» **What is asked**: Give every line below again, exactly.

%%

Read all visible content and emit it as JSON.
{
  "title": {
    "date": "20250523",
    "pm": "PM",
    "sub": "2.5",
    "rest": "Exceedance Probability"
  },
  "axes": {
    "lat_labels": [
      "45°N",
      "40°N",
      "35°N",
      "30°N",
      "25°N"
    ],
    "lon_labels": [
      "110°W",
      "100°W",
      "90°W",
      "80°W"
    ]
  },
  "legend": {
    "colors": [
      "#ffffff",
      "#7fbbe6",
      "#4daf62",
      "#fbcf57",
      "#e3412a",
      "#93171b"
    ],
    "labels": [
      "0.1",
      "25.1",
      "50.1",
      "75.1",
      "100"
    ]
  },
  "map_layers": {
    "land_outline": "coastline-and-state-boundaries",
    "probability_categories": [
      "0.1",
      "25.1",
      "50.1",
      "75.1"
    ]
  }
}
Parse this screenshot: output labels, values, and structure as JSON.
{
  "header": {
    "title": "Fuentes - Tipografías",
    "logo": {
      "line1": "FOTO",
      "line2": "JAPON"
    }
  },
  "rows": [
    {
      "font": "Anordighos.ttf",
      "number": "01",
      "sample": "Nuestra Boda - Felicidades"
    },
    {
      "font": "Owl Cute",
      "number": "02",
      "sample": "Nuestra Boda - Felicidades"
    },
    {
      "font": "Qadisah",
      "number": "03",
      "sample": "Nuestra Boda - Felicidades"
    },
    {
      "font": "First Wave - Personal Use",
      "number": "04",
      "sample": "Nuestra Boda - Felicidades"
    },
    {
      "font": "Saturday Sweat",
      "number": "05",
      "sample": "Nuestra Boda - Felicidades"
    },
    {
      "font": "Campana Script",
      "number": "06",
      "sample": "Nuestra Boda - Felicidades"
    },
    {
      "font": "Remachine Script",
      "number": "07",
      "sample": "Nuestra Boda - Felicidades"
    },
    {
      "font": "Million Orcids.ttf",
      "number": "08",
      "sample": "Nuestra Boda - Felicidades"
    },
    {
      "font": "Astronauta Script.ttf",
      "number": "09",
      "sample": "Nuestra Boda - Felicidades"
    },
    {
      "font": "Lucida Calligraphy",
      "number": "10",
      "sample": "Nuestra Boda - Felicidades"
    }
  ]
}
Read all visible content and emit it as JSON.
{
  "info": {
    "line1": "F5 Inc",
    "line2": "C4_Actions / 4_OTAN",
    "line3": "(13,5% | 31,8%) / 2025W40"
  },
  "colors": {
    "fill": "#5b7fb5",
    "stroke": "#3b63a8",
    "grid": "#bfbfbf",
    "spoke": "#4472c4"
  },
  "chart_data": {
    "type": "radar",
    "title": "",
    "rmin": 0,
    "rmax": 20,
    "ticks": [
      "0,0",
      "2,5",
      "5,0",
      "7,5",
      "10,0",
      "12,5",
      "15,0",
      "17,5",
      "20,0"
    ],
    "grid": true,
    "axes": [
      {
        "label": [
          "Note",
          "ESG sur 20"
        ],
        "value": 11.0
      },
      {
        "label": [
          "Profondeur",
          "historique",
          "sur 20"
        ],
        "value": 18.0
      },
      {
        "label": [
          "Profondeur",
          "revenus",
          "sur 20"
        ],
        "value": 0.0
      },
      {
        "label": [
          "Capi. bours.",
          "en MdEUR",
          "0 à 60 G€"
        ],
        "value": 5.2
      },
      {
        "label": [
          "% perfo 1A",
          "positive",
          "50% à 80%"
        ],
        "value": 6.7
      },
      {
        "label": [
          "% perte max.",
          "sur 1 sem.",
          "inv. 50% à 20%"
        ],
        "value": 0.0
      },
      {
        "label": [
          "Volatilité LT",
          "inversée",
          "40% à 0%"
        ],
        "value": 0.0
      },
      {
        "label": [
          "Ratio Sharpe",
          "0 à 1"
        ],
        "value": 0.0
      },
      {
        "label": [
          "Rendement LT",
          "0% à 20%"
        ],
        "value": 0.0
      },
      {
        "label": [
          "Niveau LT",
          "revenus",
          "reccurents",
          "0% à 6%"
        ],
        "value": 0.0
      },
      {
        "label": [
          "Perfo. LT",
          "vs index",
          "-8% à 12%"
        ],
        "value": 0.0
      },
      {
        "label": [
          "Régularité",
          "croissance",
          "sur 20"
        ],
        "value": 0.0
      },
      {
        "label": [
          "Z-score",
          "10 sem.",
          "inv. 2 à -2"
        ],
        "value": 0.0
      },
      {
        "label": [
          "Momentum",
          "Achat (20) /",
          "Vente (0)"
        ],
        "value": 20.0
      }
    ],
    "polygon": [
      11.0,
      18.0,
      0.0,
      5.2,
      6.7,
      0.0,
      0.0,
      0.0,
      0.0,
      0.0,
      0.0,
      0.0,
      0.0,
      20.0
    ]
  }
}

%%

» **Completed exercise**:
Read all visible content and emit it as JSON.
{
  "title": {
    "date": "20250523",
    "pm": "PM",
    "sub": "2.5",
    "rest": "Exceedance Probability"
  },
  "axes": {
    "lat_labels": [
      "45°N",
      "40°N",
      "35°N",
      "30°N",
      "25°N"
    ],
    "lon_labels": [
      "110°W",
      "100°W",
      "90°W",
      "80°W"
    ]
  },
  "legend": {
    "colors": [
      "#ffffff",
      "#7fbbe6",
      "#4daf62",
      "#fbcf57",
      "#e3412a",
      "#93171b"
    ],
    "labels": [
      "0.1",
      "25.1",
      "50.1",
      "75.1",
      "100"
    ]
  },
  "map_layers": {
    "land_outline": "coastline-and-state-boundaries",
    "probability_categories": [
      "0.1",
      "25.1",
      "50.1",
      "75.1"
    ]
  }
}
Parse this screenshot: output labels, values, and structure as JSON.
{
  "header": {
    "title": "Fuentes - Tipografías",
    "logo": {
      "line1": "FOTO",
      "line2": "JAPON"
    }
  },
  "rows": [
    {
      "font": "Anordighos.ttf",
      "number": "01",
      "sample": "Nuestra Boda - Felicidades"
    },
    {
      "font": "Owl Cute",
      "number": "02",
      "sample": "Nuestra Boda - Felicidades"
    },
    {
      "font": "Qadisah",
      "number": "03",
      "sample": "Nuestra Boda - Felicidades"
    },
    {
      "font": "First Wave - Personal Use",
      "number": "04",
      "sample": "Nuestra Boda - Felicidades"
    },
    {
      "font": "Saturday Sweat",
      "number": "05",
      "sample": "Nuestra Boda - Felicidades"
    },
    {
      "font": "Campana Script",
      "number": "06",
      "sample": "Nuestra Boda - Felicidades"
    },
    {
      "font": "Remachine Script",
      "number": "07",
      "sample": "Nuestra Boda - Felicidades"
    },
    {
      "font": "Million Orcids.ttf",
      "number": "08",
      "sample": "Nuestra Boda - Felicidades"
    },
    {
      "font": "Astronauta Script.ttf",
      "number": "09",
      "sample": "Nuestra Boda - Felicidades"
    },
    {
      "font": "Lucida Calligraphy",
      "number": "10",
      "sample": "Nuestra Boda - Felicidades"
    }
  ]
}
Read all visible content and emit it as JSON.
{
  "info": {
    "line1": "F5 Inc",
    "line2": "C4_Actions / 4_OTAN",
    "line3": "(13,5% | 31,8%) / 2025W40"
  },
  "colors": {
    "fill": "#5b7fb5",
    "stroke": "#3b63a8",
    "grid": "#bfbfbf",
    "spoke": "#4472c4"
  },
  "chart_data": {
    "type": "radar",
    "title": "",
    "rmin": 0,
    "rmax": 20,
    "ticks": [
      "0,0",
      "2,5",
      "5,0",
      "7,5",
      "10,0",
      "12,5",
      "15,0",
      "17,5",
      "20,0"
    ],
    "grid": true,
    "axes": [
      {
        "label": [
          "Note",
          "ESG sur 20"
        ],
        "value": 11.0
      },
      {
        "label": [
          "Profondeur",
          "historique",
          "sur 20"
        ],
        "value": 18.0
      },
      {
        "label": [
          "Profondeur",
          "revenus",
          "sur 20"
        ],
        "value": 0.0
      },
      {
        "label": [
          "Capi. bours.",
          "en MdEUR",
          "0 à 60 G€"
        ],
        "value": 5.2
      },
      {
        "label": [
          "% perfo 1A",
          "positive",
          "50% à 80%"
        ],
        "value": 6.7
      },
      {
        "label": [
          "% perte max.",
          "sur 1 sem.",
          "inv. 50% à 20%"
        ],
        "value": 0.0
      },
      {
        "label": [
          "Volatilité LT",
          "inversée",
          "40% à 0%"
        ],
        "value": 0.0
      },
      {
        "label": [
          "Ratio Sharpe",
          "0 à 1"
        ],
        "value": 0.0
      },
      {
        "label": [
          "Rendement LT",
          "0% à 20%"
        ],
        "value": 0.0
      },
      {
        "label": [
          "Niveau LT",
          "revenus",
          "reccurents",
          "0% à 6%"
        ],
        "value": 0.0
      },
      {
        "label": [
          "Perfo. LT",
          "vs index",
          "-8% à 12%"
        ],
        "value": 0.0
      },
      {
        "label": [
          "Régularité",
          "croissance",
          "sur 20"
        ],
        "value": 0.0
      },
      {
        "label": [
          "Z-score",
          "10 sem.",
          "inv. 2 à -2"
        ],
        "value": 0.0
      },
      {
        "label": [
          "Momentum",
          "Achat (20) /",
          "Vente (0)"
        ],
        "value": 20.0
      }
    ],
    "polygon": [
      11.0,
      18.0,
      0.0,
      5.2,
      6.7,
      0.0,
      0.0,
      0.0,
      0.0,
      0.0,
      0.0,
      0.0,
      0.0,
      20.0
    ]
  }
}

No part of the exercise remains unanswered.